Livro propõe reflexão sobre os motivos que levam gente comum a buscar no extremismo uma resposta para seus questionamentos.

O que faz um jovem sem inclinações terroristas se tornar o executor de uma das mais brutais organizações jihadistas do mundo? O jornalista britânico Robert Verkaik tenta responder à questão no livro “Jihadi John: Como Nasce um Terrorista” (HarperCollins Brasil), que conta a vida do responsável por decapitar prisioneiros do Estado Islâmico em vídeos que chocaram o mundo. O primeiro assassinado foi o jornalista americano James Foley. Assim que as cenas da execução foram exibidas, a imprensa mundial se lançou em uma busca para revelar a identidade do carrasco. Quando descobriram que se tratava de Mohammed Emwazi, especialista em Tecnologia da Informação, o repórter Verkaik notou algo familiar: ele o havia entrevistado anos antes. A partir daí, mergulhou em uma investigação para reconstruir a trajetória do britânico de ascendência kuwaitiana. De acordo com Verkaik, o futuro terrorista começou se envolvendo com gangues muçulmanas e passou a ser monitorado pelo MI5, serviço de segurança britânico. Seu desprezo pelas autoridades cresceu após ser impedido de viajar à Tanzânia. Mesmo com toda a vigilância, ele conseguiu fugir para a Síria, onde integrou o Exército Islâmico.

◆ ◆ ◆ ◆

TAREFAS —
[A] Traduza para o inglês esta frase do texto sobre o livro de Robert Verkaik: “O primeiro assassinado foi o jornalista americano James Foley.”
[B] Continue o texto sobre o livro de Robert Verkaik a partir da última frase.

[Dados de compreensão de documentos]
◆ ◆ ◆ ◆

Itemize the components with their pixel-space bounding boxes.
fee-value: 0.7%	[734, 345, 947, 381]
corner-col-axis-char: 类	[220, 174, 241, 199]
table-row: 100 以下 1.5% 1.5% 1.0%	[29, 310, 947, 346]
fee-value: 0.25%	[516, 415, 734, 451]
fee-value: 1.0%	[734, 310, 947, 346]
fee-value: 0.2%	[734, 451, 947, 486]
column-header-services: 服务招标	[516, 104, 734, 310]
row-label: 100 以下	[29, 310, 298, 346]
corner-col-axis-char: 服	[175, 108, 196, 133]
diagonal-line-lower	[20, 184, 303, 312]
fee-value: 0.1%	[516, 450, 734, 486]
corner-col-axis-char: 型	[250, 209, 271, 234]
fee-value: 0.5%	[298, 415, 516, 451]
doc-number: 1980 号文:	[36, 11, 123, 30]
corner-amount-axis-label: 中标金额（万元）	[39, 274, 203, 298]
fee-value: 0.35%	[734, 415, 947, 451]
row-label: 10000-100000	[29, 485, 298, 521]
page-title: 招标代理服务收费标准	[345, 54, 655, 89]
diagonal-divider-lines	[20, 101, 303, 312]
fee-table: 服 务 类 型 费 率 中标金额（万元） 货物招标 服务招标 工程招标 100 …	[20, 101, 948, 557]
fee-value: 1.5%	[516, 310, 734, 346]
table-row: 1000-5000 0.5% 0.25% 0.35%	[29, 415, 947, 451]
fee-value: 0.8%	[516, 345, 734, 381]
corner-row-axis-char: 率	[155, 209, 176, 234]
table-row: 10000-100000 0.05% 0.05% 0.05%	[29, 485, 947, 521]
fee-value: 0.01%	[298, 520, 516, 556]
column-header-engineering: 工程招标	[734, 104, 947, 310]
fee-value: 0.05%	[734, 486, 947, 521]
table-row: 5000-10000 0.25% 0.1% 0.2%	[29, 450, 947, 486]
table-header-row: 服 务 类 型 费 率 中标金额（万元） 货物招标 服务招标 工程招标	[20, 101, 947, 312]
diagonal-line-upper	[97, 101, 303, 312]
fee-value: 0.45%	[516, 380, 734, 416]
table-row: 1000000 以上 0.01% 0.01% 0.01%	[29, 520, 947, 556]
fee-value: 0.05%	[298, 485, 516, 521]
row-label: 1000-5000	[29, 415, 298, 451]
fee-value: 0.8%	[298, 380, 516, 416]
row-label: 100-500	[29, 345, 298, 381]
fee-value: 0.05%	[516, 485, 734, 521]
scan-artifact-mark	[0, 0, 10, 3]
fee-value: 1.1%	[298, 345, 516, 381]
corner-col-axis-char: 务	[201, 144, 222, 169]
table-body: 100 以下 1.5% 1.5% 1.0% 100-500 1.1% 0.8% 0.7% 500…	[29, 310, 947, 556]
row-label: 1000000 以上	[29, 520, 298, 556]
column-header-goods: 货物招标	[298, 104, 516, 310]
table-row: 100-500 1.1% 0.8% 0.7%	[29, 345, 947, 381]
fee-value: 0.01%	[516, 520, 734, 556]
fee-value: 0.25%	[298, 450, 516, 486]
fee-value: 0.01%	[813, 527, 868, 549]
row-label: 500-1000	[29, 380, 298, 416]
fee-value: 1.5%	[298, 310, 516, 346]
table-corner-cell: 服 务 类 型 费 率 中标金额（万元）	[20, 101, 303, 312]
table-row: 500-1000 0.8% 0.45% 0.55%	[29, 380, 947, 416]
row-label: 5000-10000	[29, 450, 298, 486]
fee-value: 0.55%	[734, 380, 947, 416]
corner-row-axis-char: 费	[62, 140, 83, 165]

◆ ◆ ◆ ◆

RESPOSTAS POR ITEM —
[A] The first person killed was the American journalist James Foley.

[B]
Desconfiança

A história de Emwazi pode não responder plenamente à questão proposta pelo livro, já que existem inúmeras motivações que levam ao terrorismo. Mas Verkaik levanta pontos importantes. O monitoramento excessivo de órgãos como o MI5 afeta pessoas que já são obrigadas a lutar para manter sua identidade em um ambiente em que os muçulmanos são vistos com desconfiança. Em meio à onda de violência que tomou a Europa, entender esses dilemas pode evitar que outros busquem no extremismo a resposta para suas dúvidas. Foi morto na cidade de Raqqa em um ataque com drones, em janeiro de 2016.